▶ Stored dataset items:

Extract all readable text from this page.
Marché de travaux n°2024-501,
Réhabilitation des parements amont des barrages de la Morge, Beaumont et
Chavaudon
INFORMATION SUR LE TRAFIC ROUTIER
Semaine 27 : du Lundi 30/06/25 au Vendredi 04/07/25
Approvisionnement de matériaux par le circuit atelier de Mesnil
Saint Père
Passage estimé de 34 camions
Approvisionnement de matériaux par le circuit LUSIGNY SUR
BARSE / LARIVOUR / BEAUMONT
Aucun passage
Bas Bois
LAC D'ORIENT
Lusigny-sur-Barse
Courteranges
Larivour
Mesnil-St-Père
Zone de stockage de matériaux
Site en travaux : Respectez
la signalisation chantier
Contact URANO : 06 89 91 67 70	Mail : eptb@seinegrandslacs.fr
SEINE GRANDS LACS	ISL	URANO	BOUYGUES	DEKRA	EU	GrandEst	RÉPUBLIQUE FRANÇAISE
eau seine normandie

▶ Short exercise: Faithfully transcribe the whole of the data.

▶ Answer to this task:
Extract all readable text from this page.
Marché de travaux n°2024-501,
Réhabilitation des parements amont des barrages de la Morge, Beaumont et
Chavaudon
INFORMATION SUR LE TRAFIC ROUTIER
Semaine 27 : du Lundi 30/06/25 au Vendredi 04/07/25
Approvisionnement de matériaux par le circuit atelier de Mesnil
Saint Père
Passage estimé de 34 camions
Approvisionnement de matériaux par le circuit LUSIGNY SUR
BARSE / LARIVOUR / BEAUMONT
Aucun passage
Bas Bois
LAC D'ORIENT
Lusigny-sur-Barse
Courteranges
Larivour
Mesnil-St-Père
Zone de stockage de matériaux
Site en travaux : Respectez
la signalisation chantier
Contact URANO : 06 89 91 67 70	Mail : eptb@seinegrandslacs.fr
SEINE GRANDS LACS	ISL	URANO	BOUYGUES	DEKRA	EU	GrandEst	RÉPUBLIQUE FRANÇAISE
eau seine normandie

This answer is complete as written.